### Exercise goal
Return all the data below as it stands, minus the pictures.
────────────────────────────────────────
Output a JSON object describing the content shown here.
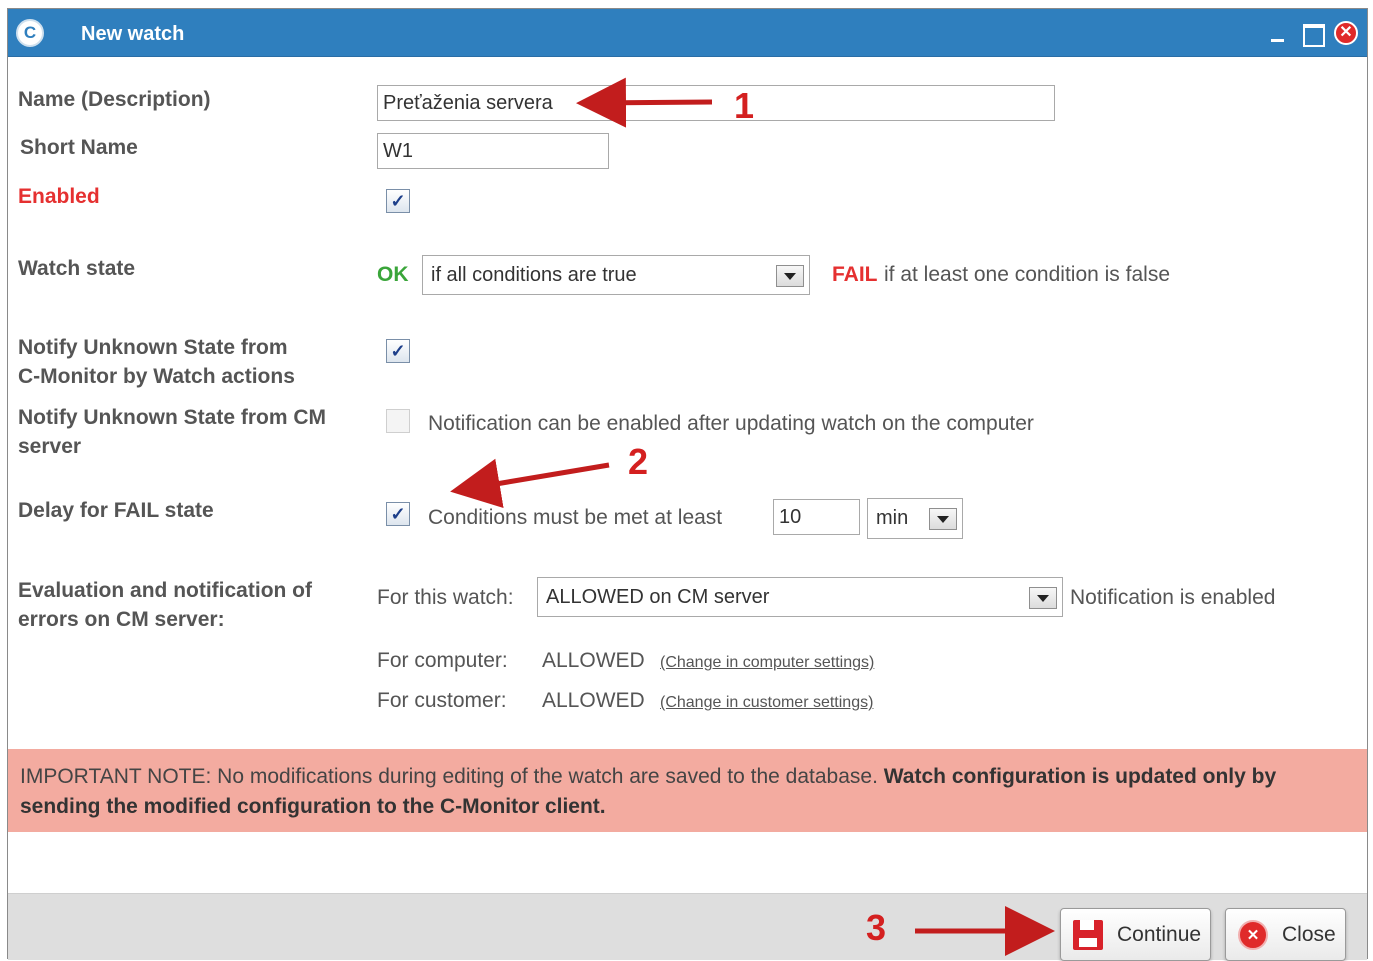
{
  "window": {
    "title": "New watch",
    "app_icon": "C",
    "buttons": {
      "minimize_icon": "minimize-icon",
      "maximize_icon": "maximize-icon",
      "close_icon": "close-icon"
    }
  },
  "form": {
    "name_label": "Name (Description)",
    "name_value": "Preťaženia servera",
    "short_name_label": "Short Name",
    "short_name_value": "W1",
    "enabled_label": "Enabled",
    "enabled_checked": true,
    "watch_state_label": "Watch state",
    "ok_label": "OK",
    "ok_condition_value": "if all conditions are true",
    "fail_label": "FAIL",
    "fail_text": "if at least one condition is false",
    "notify_unknown_cmonitor_label_1": "Notify Unknown State from",
    "notify_unknown_cmonitor_label_2": "C-Monitor by Watch actions",
    "notify_unknown_cmonitor_checked": true,
    "notify_unknown_cm_label_1": "Notify Unknown State from CM",
    "notify_unknown_cm_label_2": "server",
    "notify_unknown_cm_checked": false,
    "notify_unknown_cm_text": "Notification can be enabled after updating watch on the computer",
    "delay_fail_label": "Delay for FAIL state",
    "delay_fail_checked": true,
    "delay_fail_text": "Conditions must be met at least",
    "delay_value": "10",
    "delay_unit": "min",
    "eval_label_1": "Evaluation and notification of",
    "eval_label_2": "errors on CM server:",
    "for_watch_label": "For this watch:",
    "for_watch_value": "ALLOWED on CM server",
    "for_watch_status": "Notification is enabled",
    "for_computer_label": "For computer:",
    "for_computer_value": "ALLOWED",
    "for_computer_link": "(Change in computer settings)",
    "for_customer_label": "For customer:",
    "for_customer_value": "ALLOWED",
    "for_customer_link": "(Change in customer settings)"
  },
  "note": {
    "normal": "IMPORTANT NOTE: No modifications during editing of the watch are saved to the database. ",
    "bold": "Watch configuration is updated only by sending the modified configuration to the C-Monitor client."
  },
  "footer": {
    "continue_label": "Continue",
    "close_label": "Close"
  },
  "annotations": {
    "one": "1",
    "two": "2",
    "three": "3",
    "color": "#d42020"
  }
}
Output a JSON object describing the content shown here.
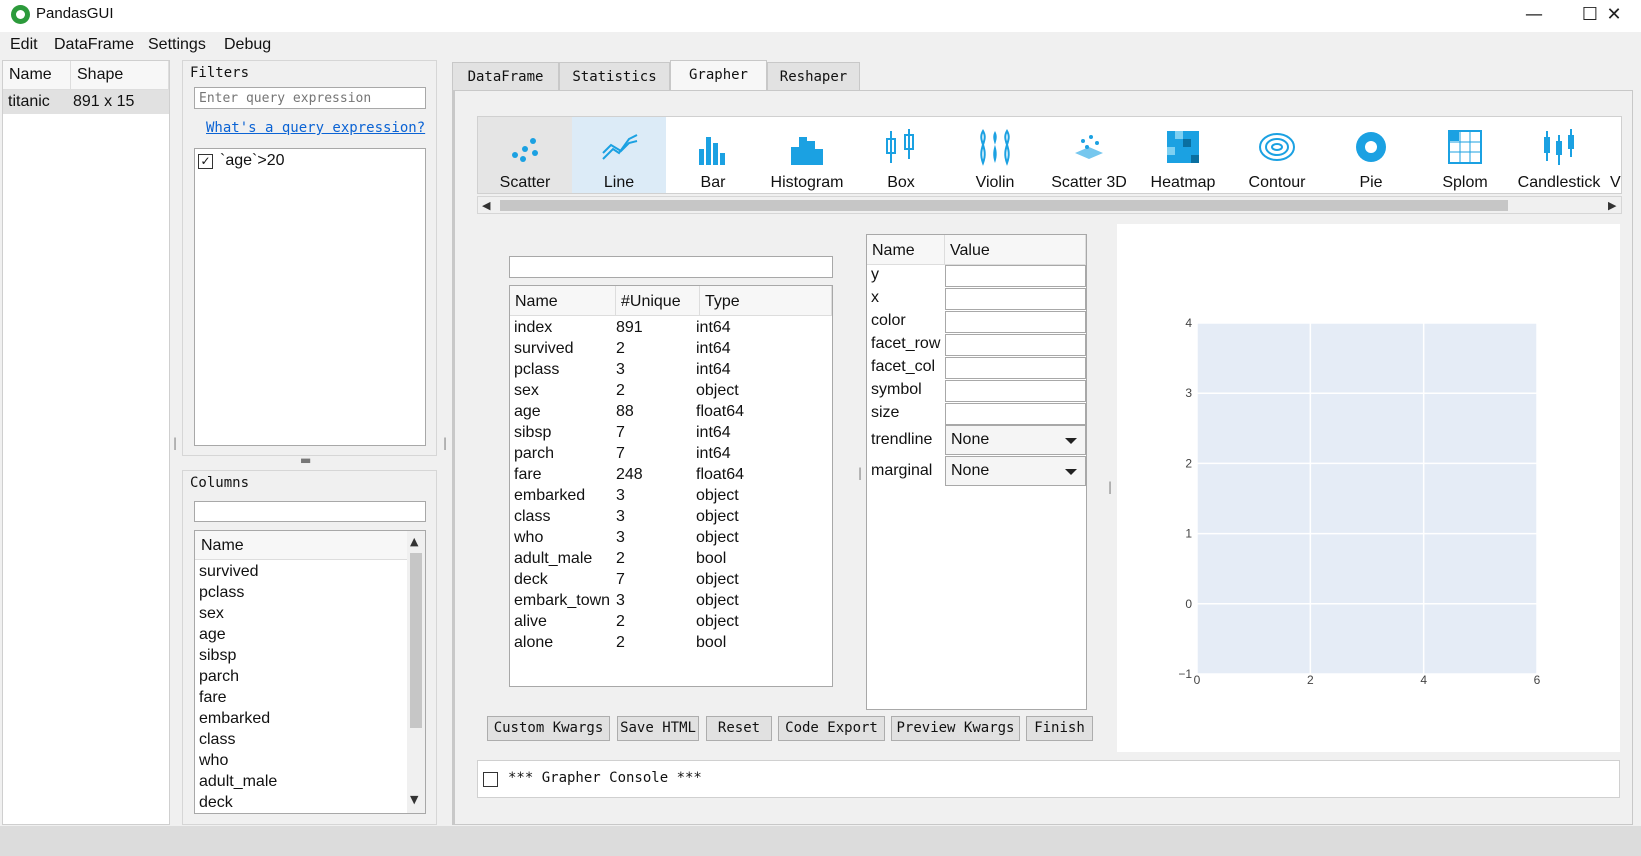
{
  "window": {
    "title": "PandasGUI",
    "controls": [
      "—",
      "☐",
      "✕"
    ]
  },
  "menu": [
    "Edit",
    "DataFrame",
    "Settings",
    "Debug"
  ],
  "dataframes": {
    "headers": [
      "Name",
      "Shape"
    ],
    "rows": [
      {
        "name": "titanic",
        "shape": "891 x 15"
      }
    ]
  },
  "filters": {
    "title": "Filters",
    "placeholder": "Enter query expression",
    "help_link": "What's a query expression?",
    "items": [
      {
        "label": "`age`>20",
        "checked": true
      }
    ]
  },
  "columns_panel": {
    "title": "Columns",
    "header": "Name",
    "items": [
      "survived",
      "pclass",
      "sex",
      "age",
      "sibsp",
      "parch",
      "fare",
      "embarked",
      "class",
      "who",
      "adult_male",
      "deck"
    ]
  },
  "tabs": [
    "DataFrame",
    "Statistics",
    "Grapher",
    "Reshaper"
  ],
  "active_tab": "Grapher",
  "chart_types": [
    "Scatter",
    "Line",
    "Bar",
    "Histogram",
    "Box",
    "Violin",
    "Scatter 3D",
    "Heatmap",
    "Contour",
    "Pie",
    "Splom",
    "Candlestick",
    "V"
  ],
  "data_columns": {
    "headers": [
      "Name",
      "#Unique",
      "Type"
    ],
    "rows": [
      [
        "index",
        "891",
        "int64"
      ],
      [
        "survived",
        "2",
        "int64"
      ],
      [
        "pclass",
        "3",
        "int64"
      ],
      [
        "sex",
        "2",
        "object"
      ],
      [
        "age",
        "88",
        "float64"
      ],
      [
        "sibsp",
        "7",
        "int64"
      ],
      [
        "parch",
        "7",
        "int64"
      ],
      [
        "fare",
        "248",
        "float64"
      ],
      [
        "embarked",
        "3",
        "object"
      ],
      [
        "class",
        "3",
        "object"
      ],
      [
        "who",
        "3",
        "object"
      ],
      [
        "adult_male",
        "2",
        "bool"
      ],
      [
        "deck",
        "7",
        "object"
      ],
      [
        "embark_town",
        "3",
        "object"
      ],
      [
        "alive",
        "2",
        "object"
      ],
      [
        "alone",
        "2",
        "bool"
      ]
    ]
  },
  "kwargs": {
    "headers": [
      "Name",
      "Value"
    ],
    "fields": [
      "y",
      "x",
      "color",
      "facet_row",
      "facet_col",
      "symbol",
      "size"
    ],
    "dropdowns": [
      {
        "name": "trendline",
        "value": "None"
      },
      {
        "name": "marginal",
        "value": "None"
      }
    ]
  },
  "buttons": [
    "Custom Kwargs",
    "Save HTML",
    "Reset",
    "Code Export",
    "Preview Kwargs",
    "Finish"
  ],
  "console": {
    "label": "*** Grapher Console ***",
    "checked": false
  },
  "plot": {
    "x_ticks": [
      "0",
      "2",
      "4",
      "6"
    ],
    "y_ticks": [
      "4",
      "3",
      "2",
      "1",
      "0",
      "−1"
    ]
  },
  "colors": {
    "accent": "#1ba1e2",
    "plot_bg": "#e5ecf6"
  }
}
────────────────────────────────────────
### Solution to this task
Output a JSON object describing the content shown here.
{
  "window": {
    "title": "New watch",
    "app_icon": "C",
    "buttons": {
      "minimize_icon": "minimize-icon",
      "maximize_icon": "maximize-icon",
      "close_icon": "close-icon"
    }
  },
  "form": {
    "name_label": "Name (Description)",
    "name_value": "Preťaženia servera",
    "short_name_label": "Short Name",
    "short_name_value": "W1",
    "enabled_label": "Enabled",
    "enabled_checked": true,
    "watch_state_label": "Watch state",
    "ok_label": "OK",
    "ok_condition_value": "if all conditions are true",
    "fail_label": "FAIL",
    "fail_text": "if at least one condition is false",
    "notify_unknown_cmonitor_label_1": "Notify Unknown State from",
    "notify_unknown_cmonitor_label_2": "C-Monitor by Watch actions",
    "notify_unknown_cmonitor_checked": true,
    "notify_unknown_cm_label_1": "Notify Unknown State from CM",
    "notify_unknown_cm_label_2": "server",
    "notify_unknown_cm_checked": false,
    "notify_unknown_cm_text": "Notification can be enabled after updating watch on the computer",
    "delay_fail_label": "Delay for FAIL state",
    "delay_fail_checked": true,
    "delay_fail_text": "Conditions must be met at least",
    "delay_value": "10",
    "delay_unit": "min",
    "eval_label_1": "Evaluation and notification of",
    "eval_label_2": "errors on CM server:",
    "for_watch_label": "For this watch:",
    "for_watch_value": "ALLOWED on CM server",
    "for_watch_status": "Notification is enabled",
    "for_computer_label": "For computer:",
    "for_computer_value": "ALLOWED",
    "for_computer_link": "(Change in computer settings)",
    "for_customer_label": "For customer:",
    "for_customer_value": "ALLOWED",
    "for_customer_link": "(Change in customer settings)"
  },
  "note": {
    "normal": "IMPORTANT NOTE: No modifications during editing of the watch are saved to the database. ",
    "bold": "Watch configuration is updated only by sending the modified configuration to the C-Monitor client."
  },
  "footer": {
    "continue_label": "Continue",
    "close_label": "Close"
  },
  "annotations": {
    "one": "1",
    "two": "2",
    "three": "3",
    "color": "#d42020"
  }
}
Output a JSON object describing the content shown here.
{
  "window": {
    "title": "PandasGUI",
    "controls": [
      "—",
      "☐",
      "✕"
    ]
  },
  "menu": [
    "Edit",
    "DataFrame",
    "Settings",
    "Debug"
  ],
  "dataframes": {
    "headers": [
      "Name",
      "Shape"
    ],
    "rows": [
      {
        "name": "titanic",
        "shape": "891 x 15"
      }
    ]
  },
  "filters": {
    "title": "Filters",
    "placeholder": "Enter query expression",
    "help_link": "What's a query expression?",
    "items": [
      {
        "label": "`age`>20",
        "checked": true
      }
    ]
  },
  "columns_panel": {
    "title": "Columns",
    "header": "Name",
    "items": [
      "survived",
      "pclass",
      "sex",
      "age",
      "sibsp",
      "parch",
      "fare",
      "embarked",
      "class",
      "who",
      "adult_male",
      "deck"
    ]
  },
  "tabs": [
    "DataFrame",
    "Statistics",
    "Grapher",
    "Reshaper"
  ],
  "active_tab": "Grapher",
  "chart_types": [
    "Scatter",
    "Line",
    "Bar",
    "Histogram",
    "Box",
    "Violin",
    "Scatter 3D",
    "Heatmap",
    "Contour",
    "Pie",
    "Splom",
    "Candlestick",
    "V"
  ],
  "data_columns": {
    "headers": [
      "Name",
      "#Unique",
      "Type"
    ],
    "rows": [
      [
        "index",
        "891",
        "int64"
      ],
      [
        "survived",
        "2",
        "int64"
      ],
      [
        "pclass",
        "3",
        "int64"
      ],
      [
        "sex",
        "2",
        "object"
      ],
      [
        "age",
        "88",
        "float64"
      ],
      [
        "sibsp",
        "7",
        "int64"
      ],
      [
        "parch",
        "7",
        "int64"
      ],
      [
        "fare",
        "248",
        "float64"
      ],
      [
        "embarked",
        "3",
        "object"
      ],
      [
        "class",
        "3",
        "object"
      ],
      [
        "who",
        "3",
        "object"
      ],
      [
        "adult_male",
        "2",
        "bool"
      ],
      [
        "deck",
        "7",
        "object"
      ],
      [
        "embark_town",
        "3",
        "object"
      ],
      [
        "alive",
        "2",
        "object"
      ],
      [
        "alone",
        "2",
        "bool"
      ]
    ]
  },
  "kwargs": {
    "headers": [
      "Name",
      "Value"
    ],
    "fields": [
      "y",
      "x",
      "color",
      "facet_row",
      "facet_col",
      "symbol",
      "size"
    ],
    "dropdowns": [
      {
        "name": "trendline",
        "value": "None"
      },
      {
        "name": "marginal",
        "value": "None"
      }
    ]
  },
  "buttons": [
    "Custom Kwargs",
    "Save HTML",
    "Reset",
    "Code Export",
    "Preview Kwargs",
    "Finish"
  ],
  "console": {
    "label": "*** Grapher Console ***",
    "checked": false
  },
  "plot": {
    "x_ticks": [
      "0",
      "2",
      "4",
      "6"
    ],
    "y_ticks": [
      "4",
      "3",
      "2",
      "1",
      "0",
      "−1"
    ]
  },
  "colors": {
    "accent": "#1ba1e2",
    "plot_bg": "#e5ecf6"
  }
}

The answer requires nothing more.